- _WHAT IS REQUIRED_
Filter the data below for the string "Colmenas" and copy each matching line.

- _ENTRIES PROVIDED_
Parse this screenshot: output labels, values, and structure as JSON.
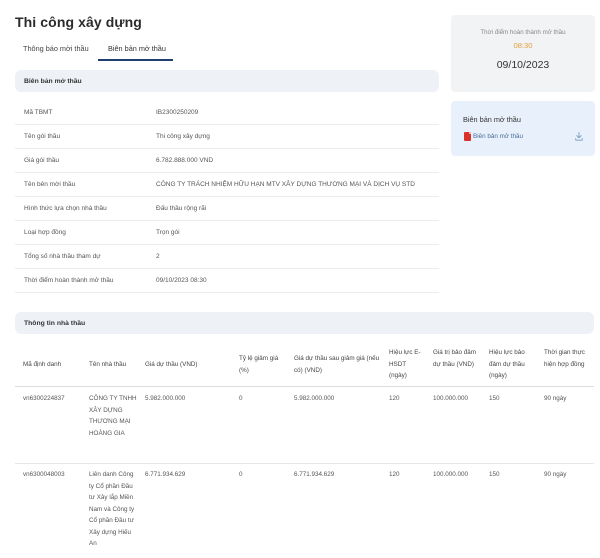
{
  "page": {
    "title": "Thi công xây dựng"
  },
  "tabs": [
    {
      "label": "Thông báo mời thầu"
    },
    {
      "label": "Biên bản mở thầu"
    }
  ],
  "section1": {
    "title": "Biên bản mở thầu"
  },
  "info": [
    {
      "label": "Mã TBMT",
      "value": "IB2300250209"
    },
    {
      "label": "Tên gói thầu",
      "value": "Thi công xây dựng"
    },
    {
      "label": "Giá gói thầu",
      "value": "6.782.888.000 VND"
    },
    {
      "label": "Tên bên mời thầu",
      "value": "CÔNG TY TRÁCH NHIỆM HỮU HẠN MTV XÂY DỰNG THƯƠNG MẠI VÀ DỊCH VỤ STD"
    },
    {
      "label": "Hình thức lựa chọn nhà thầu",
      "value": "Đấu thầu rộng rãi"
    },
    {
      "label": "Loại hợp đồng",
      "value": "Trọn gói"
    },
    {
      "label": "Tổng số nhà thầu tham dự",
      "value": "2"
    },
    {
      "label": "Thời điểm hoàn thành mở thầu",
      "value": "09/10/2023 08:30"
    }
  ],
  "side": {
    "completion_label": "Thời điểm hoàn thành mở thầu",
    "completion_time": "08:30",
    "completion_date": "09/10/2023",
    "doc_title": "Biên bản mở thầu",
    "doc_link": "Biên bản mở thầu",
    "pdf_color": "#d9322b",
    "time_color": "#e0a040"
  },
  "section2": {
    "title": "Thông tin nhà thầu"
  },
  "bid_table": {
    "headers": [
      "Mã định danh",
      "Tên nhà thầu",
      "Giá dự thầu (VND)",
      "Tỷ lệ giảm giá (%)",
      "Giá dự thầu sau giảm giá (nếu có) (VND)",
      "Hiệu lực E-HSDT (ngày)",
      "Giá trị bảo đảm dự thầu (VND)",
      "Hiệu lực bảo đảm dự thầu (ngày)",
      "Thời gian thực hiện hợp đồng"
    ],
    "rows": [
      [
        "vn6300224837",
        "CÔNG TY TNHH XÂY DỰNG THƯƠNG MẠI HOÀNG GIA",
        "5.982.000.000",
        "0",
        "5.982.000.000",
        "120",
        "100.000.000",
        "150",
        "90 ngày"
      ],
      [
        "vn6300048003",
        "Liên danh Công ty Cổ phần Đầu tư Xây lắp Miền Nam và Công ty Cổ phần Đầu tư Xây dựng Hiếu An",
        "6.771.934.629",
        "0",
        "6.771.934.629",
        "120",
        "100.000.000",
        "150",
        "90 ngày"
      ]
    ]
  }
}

---

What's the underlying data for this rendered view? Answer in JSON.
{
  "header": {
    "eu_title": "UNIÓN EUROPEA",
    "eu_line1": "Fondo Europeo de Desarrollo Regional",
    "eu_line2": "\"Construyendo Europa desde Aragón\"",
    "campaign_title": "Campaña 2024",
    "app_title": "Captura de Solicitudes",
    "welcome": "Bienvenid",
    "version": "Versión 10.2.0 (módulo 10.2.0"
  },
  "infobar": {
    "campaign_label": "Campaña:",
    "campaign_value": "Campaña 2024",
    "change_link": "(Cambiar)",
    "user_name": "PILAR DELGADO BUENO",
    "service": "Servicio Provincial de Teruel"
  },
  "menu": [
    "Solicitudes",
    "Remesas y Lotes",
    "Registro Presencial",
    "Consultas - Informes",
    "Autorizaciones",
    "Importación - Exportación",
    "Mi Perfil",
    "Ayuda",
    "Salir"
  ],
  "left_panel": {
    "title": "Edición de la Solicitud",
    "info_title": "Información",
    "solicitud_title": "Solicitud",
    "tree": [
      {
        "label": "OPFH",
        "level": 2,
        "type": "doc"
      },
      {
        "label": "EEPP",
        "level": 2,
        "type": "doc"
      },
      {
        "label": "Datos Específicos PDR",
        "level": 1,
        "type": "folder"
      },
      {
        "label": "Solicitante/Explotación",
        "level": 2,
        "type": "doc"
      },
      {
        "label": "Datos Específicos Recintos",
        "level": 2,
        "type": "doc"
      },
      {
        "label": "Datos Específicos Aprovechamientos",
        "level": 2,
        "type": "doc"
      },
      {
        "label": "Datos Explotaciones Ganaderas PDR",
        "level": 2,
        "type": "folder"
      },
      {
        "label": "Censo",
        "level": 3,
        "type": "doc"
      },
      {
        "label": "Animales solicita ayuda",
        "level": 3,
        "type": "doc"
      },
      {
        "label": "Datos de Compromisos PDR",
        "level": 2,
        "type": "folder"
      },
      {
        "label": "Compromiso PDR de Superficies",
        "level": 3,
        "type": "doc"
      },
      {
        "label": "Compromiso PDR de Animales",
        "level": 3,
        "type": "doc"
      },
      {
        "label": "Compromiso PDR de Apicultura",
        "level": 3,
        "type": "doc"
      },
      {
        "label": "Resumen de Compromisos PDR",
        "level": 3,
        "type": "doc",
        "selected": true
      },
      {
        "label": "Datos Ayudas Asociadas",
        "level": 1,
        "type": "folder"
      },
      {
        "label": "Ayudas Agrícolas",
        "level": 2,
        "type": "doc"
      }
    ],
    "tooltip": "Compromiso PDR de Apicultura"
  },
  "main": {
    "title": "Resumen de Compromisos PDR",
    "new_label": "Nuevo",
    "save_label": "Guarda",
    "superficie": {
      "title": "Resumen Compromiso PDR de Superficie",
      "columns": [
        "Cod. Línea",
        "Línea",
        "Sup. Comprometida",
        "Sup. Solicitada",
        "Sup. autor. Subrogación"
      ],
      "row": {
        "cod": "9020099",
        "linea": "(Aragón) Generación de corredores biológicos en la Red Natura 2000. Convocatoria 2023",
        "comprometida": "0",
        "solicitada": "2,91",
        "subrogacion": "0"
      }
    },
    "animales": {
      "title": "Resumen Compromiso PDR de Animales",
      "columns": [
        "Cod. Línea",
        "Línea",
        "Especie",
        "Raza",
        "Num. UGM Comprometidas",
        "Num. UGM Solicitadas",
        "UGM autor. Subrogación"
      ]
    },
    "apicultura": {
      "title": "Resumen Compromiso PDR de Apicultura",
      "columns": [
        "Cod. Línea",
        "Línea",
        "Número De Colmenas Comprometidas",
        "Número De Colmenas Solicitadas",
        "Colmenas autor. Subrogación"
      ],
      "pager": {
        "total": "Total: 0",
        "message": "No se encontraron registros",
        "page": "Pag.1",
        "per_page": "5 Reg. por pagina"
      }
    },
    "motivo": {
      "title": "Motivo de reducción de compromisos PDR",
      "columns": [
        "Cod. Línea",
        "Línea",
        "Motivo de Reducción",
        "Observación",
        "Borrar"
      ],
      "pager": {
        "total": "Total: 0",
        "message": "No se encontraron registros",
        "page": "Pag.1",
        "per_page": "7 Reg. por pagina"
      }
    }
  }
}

- _WRITTEN RESPONSE_
        "Número De Colmenas Comprometidas",
        "Número De Colmenas Solicitadas",
        "Colmenas autor. Subrogación"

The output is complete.